◆ **Work to be completed**
Copy out the data below word for word, leaving out the picture.

----------

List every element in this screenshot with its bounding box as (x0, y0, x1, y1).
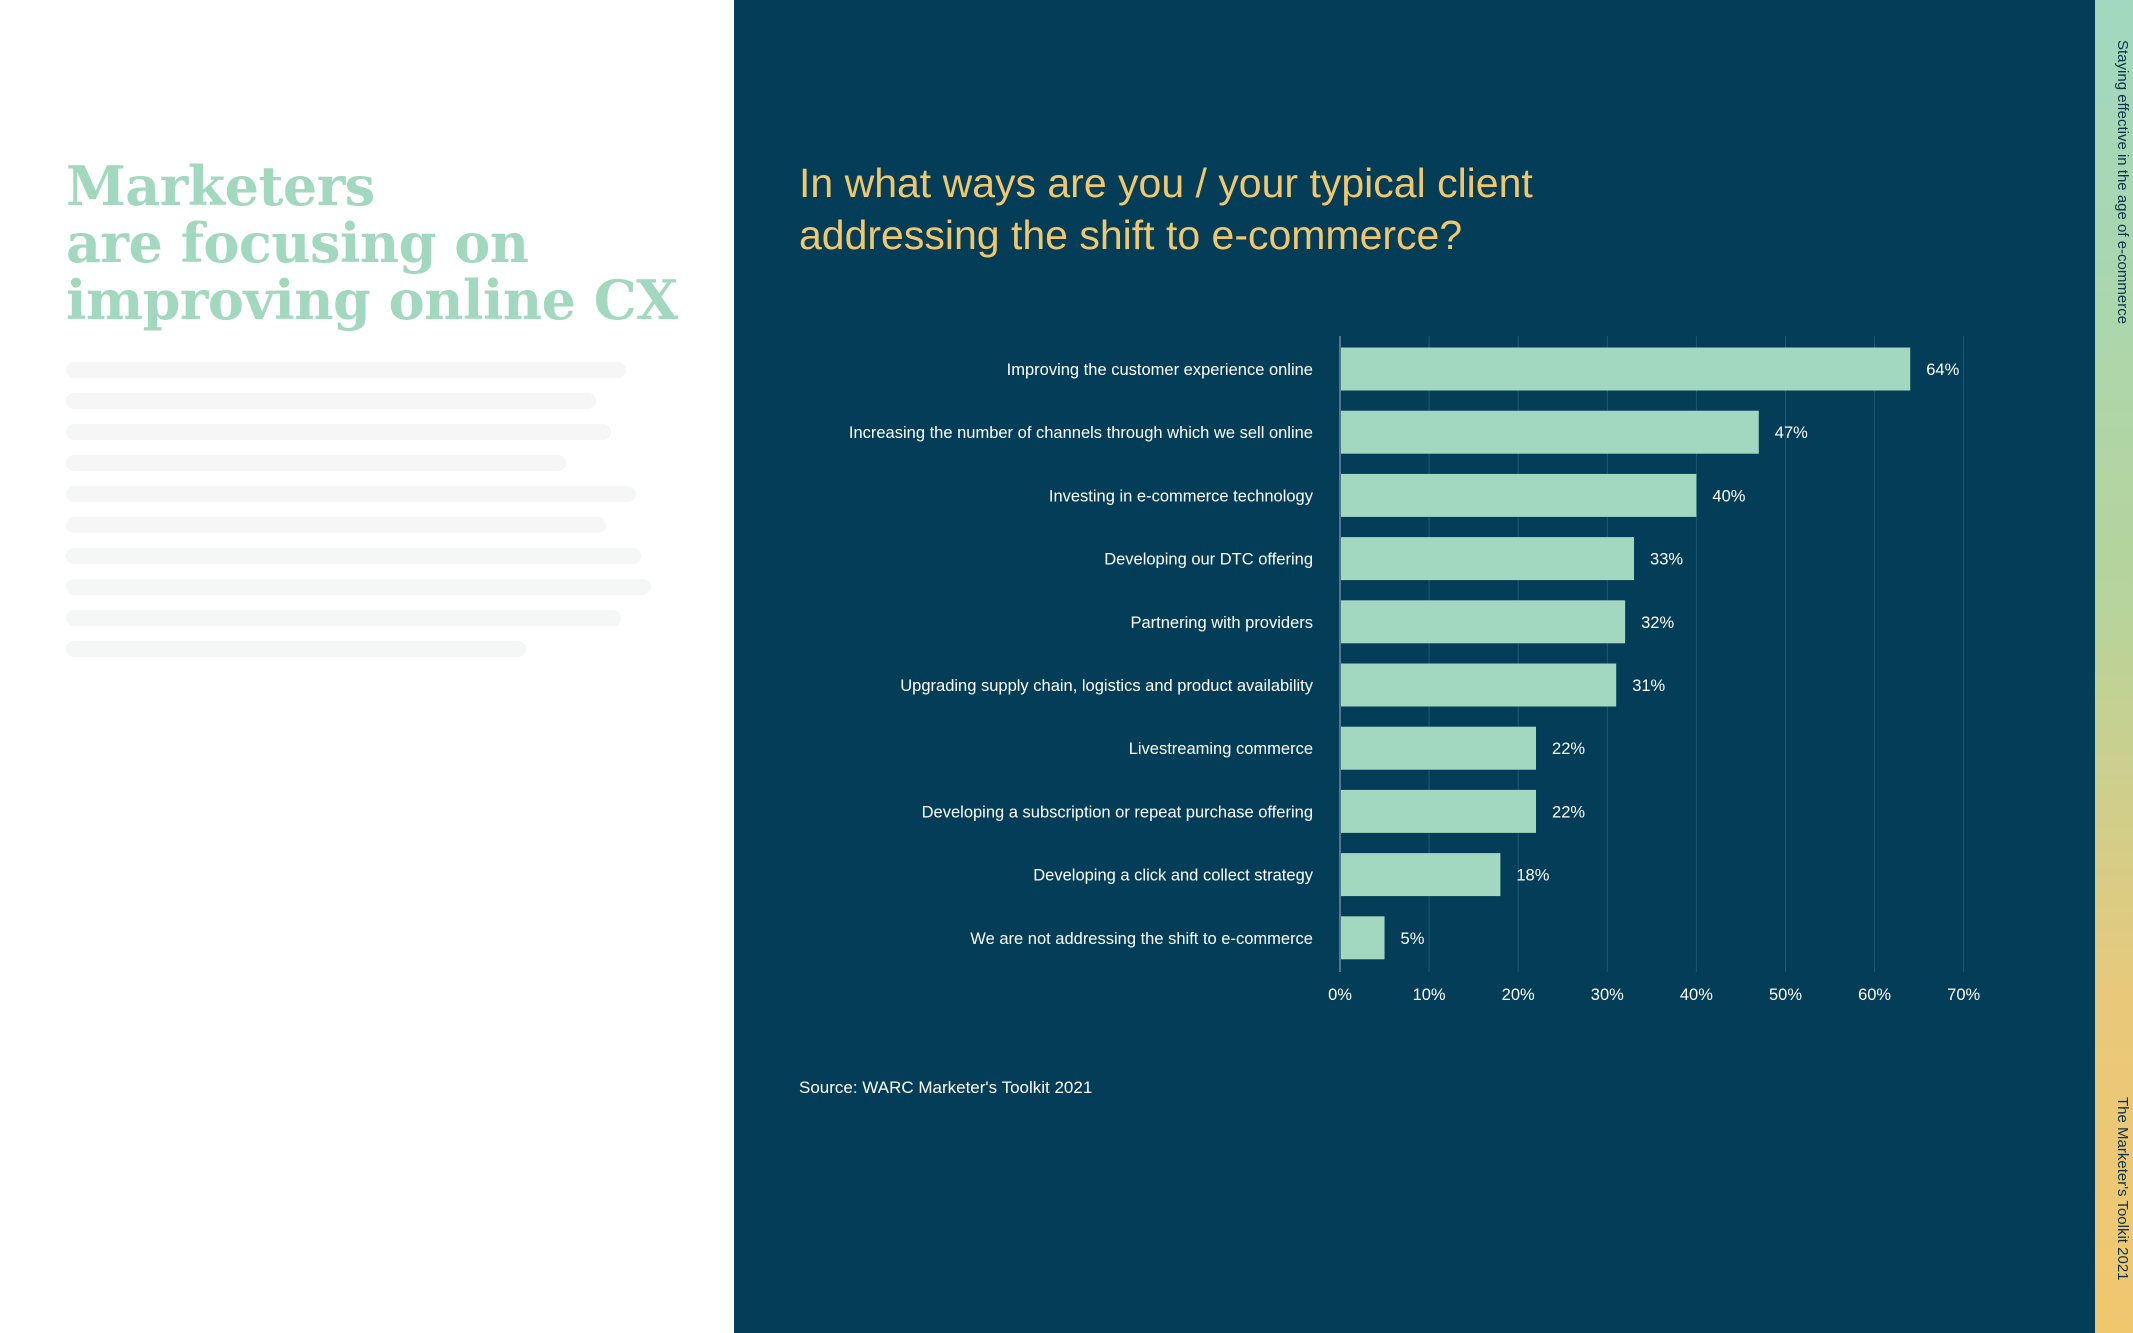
side-strip: Staying effective in the age of e-commer… (2095, 0, 2133, 1333)
data-label: 18% (1516, 867, 1549, 885)
faded-text-line (66, 455, 566, 471)
faded-text-line (66, 517, 606, 533)
question-line-1: In what ways are you / your typical clie… (799, 160, 1533, 206)
bar (1341, 537, 1635, 581)
bar (1341, 410, 1759, 454)
category-label: Developing our DTC offering (1104, 551, 1313, 569)
bar (1341, 347, 1911, 391)
data-label: 47% (1775, 424, 1808, 442)
data-label: 22% (1552, 740, 1585, 758)
data-label: 31% (1632, 677, 1665, 695)
side-strip-section-label: Staying effective in the age of e-commer… (2114, 40, 2131, 325)
bar-chart: Improving the customer experience online… (849, 336, 1981, 1004)
x-tick-label: 30% (1591, 986, 1624, 1004)
category-label: Partnering with providers (1131, 614, 1314, 632)
data-label: 64% (1926, 361, 1959, 379)
category-label: We are not addressing the shift to e-com… (970, 930, 1313, 948)
faded-text-line (66, 424, 611, 440)
bar (1341, 473, 1697, 517)
left-panel: Marketers are focusing on improving onli… (0, 0, 734, 1333)
side-strip-publication-label: The Marketer's Toolkit 2021 (2114, 1097, 2131, 1281)
faded-text-line (66, 579, 651, 595)
faded-text-line (66, 486, 636, 502)
category-label: Investing in e-commerce technology (1049, 487, 1314, 505)
category-label: Increasing the number of channels throug… (849, 424, 1313, 442)
bar (1341, 726, 1537, 770)
category-label: Developing a subscription or repeat purc… (922, 803, 1313, 821)
x-tick-label: 20% (1502, 986, 1535, 1004)
category-label: Livestreaming commerce (1129, 740, 1313, 758)
category-label: Upgrading supply chain, logistics and pr… (900, 677, 1313, 695)
data-label: 33% (1650, 551, 1683, 569)
x-tick-label: 70% (1947, 986, 1980, 1004)
x-tick-label: 50% (1769, 986, 1802, 1004)
x-tick-label: 40% (1680, 986, 1713, 1004)
faded-text-line (66, 641, 526, 657)
data-label: 22% (1552, 803, 1585, 821)
x-tick-label: 0% (1328, 986, 1352, 1004)
faded-text-line (66, 362, 626, 378)
headline-line-3: improving online CX (66, 268, 678, 332)
headline-line-2: are focusing on (66, 211, 529, 275)
bar (1341, 916, 1385, 960)
page-headline: Marketers are focusing on improving onli… (66, 158, 678, 329)
question-line-2: addressing the shift to e-commerce? (799, 212, 1463, 258)
bar (1341, 853, 1501, 897)
bar (1341, 789, 1537, 833)
x-tick-label: 60% (1858, 986, 1891, 1004)
source-note: Source: WARC Marketer's Toolkit 2021 (799, 1078, 1093, 1097)
category-label: Developing a click and collect strategy (1033, 867, 1313, 885)
data-label: 32% (1641, 614, 1674, 632)
headline-line-1: Marketers (66, 154, 375, 218)
faded-text-line (66, 548, 641, 564)
faded-text-line (66, 393, 596, 409)
data-label: 40% (1712, 487, 1745, 505)
bar (1341, 663, 1617, 707)
bar (1341, 600, 1626, 644)
category-label: Improving the customer experience online (1007, 361, 1313, 379)
x-tick-label: 10% (1413, 986, 1446, 1004)
faded-body-text (66, 362, 656, 672)
data-label: 5% (1401, 930, 1425, 948)
faded-text-line (66, 610, 621, 626)
chart-question: In what ways are you / your typical clie… (799, 157, 1533, 261)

----------

◆ **The result**
List every element in this screenshot with its bounding box as (x0, y0, x1, y1).
side-strip: Staying effective in the age of e-commer… (2095, 0, 2133, 1333)
data-label: 18% (1516, 867, 1549, 885)
faded-text-line (66, 455, 566, 471)
faded-text-line (66, 517, 606, 533)
question-line-1: In what ways are you / your typical clie… (799, 160, 1533, 206)
bar (1341, 537, 1635, 581)
bar (1341, 410, 1759, 454)
category-label: Developing our DTC offering (1104, 551, 1313, 569)
bar (1341, 347, 1911, 391)
data-label: 47% (1775, 424, 1808, 442)
data-label: 22% (1552, 740, 1585, 758)
data-label: 31% (1632, 677, 1665, 695)
side-strip-section-label: Staying effective in the age of e-commer… (2114, 40, 2131, 325)
bar-chart: Improving the customer experience online… (849, 336, 1981, 1004)
x-tick-label: 30% (1591, 986, 1624, 1004)
category-label: Partnering with providers (1131, 614, 1314, 632)
data-label: 64% (1926, 361, 1959, 379)
category-label: We are not addressing the shift to e-com… (970, 930, 1313, 948)
faded-text-line (66, 424, 611, 440)
bar (1341, 473, 1697, 517)
left-panel: Marketers are focusing on improving onli… (0, 0, 734, 1333)
side-strip-publication-label: The Marketer's Toolkit 2021 (2114, 1097, 2131, 1281)
faded-text-line (66, 579, 651, 595)
faded-text-line (66, 486, 636, 502)
category-label: Investing in e-commerce technology (1049, 487, 1314, 505)
category-label: Increasing the number of channels throug… (849, 424, 1313, 442)
bar (1341, 726, 1537, 770)
category-label: Developing a subscription or repeat purc… (922, 803, 1313, 821)
x-tick-label: 20% (1502, 986, 1535, 1004)
category-label: Livestreaming commerce (1129, 740, 1313, 758)
category-label: Upgrading supply chain, logistics and pr… (900, 677, 1313, 695)
data-label: 33% (1650, 551, 1683, 569)
x-tick-label: 70% (1947, 986, 1980, 1004)
x-tick-label: 50% (1769, 986, 1802, 1004)
x-tick-label: 40% (1680, 986, 1713, 1004)
faded-text-line (66, 641, 526, 657)
data-label: 22% (1552, 803, 1585, 821)
x-tick-label: 0% (1328, 986, 1352, 1004)
faded-text-line (66, 362, 626, 378)
headline-line-3: improving online CX (66, 268, 678, 332)
headline-line-2: are focusing on (66, 211, 529, 275)
bar (1341, 916, 1385, 960)
page-headline: Marketers are focusing on improving onli… (66, 158, 678, 329)
question-line-2: addressing the shift to e-commerce? (799, 212, 1463, 258)
bar (1341, 853, 1501, 897)
bar (1341, 789, 1537, 833)
x-tick-label: 60% (1858, 986, 1891, 1004)
source-note: Source: WARC Marketer's Toolkit 2021 (799, 1078, 1093, 1097)
category-label: Developing a click and collect strategy (1033, 867, 1313, 885)
data-label: 32% (1641, 614, 1674, 632)
headline-line-1: Marketers (66, 154, 375, 218)
faded-text-line (66, 548, 641, 564)
faded-text-line (66, 393, 596, 409)
data-label: 40% (1712, 487, 1745, 505)
bar (1341, 663, 1617, 707)
bar (1341, 600, 1626, 644)
category-label: Improving the customer experience online (1007, 361, 1313, 379)
x-tick-label: 10% (1413, 986, 1446, 1004)
faded-body-text (66, 362, 656, 672)
data-label: 5% (1401, 930, 1425, 948)
faded-text-line (66, 610, 621, 626)
chart-question: In what ways are you / your typical clie… (799, 157, 1533, 261)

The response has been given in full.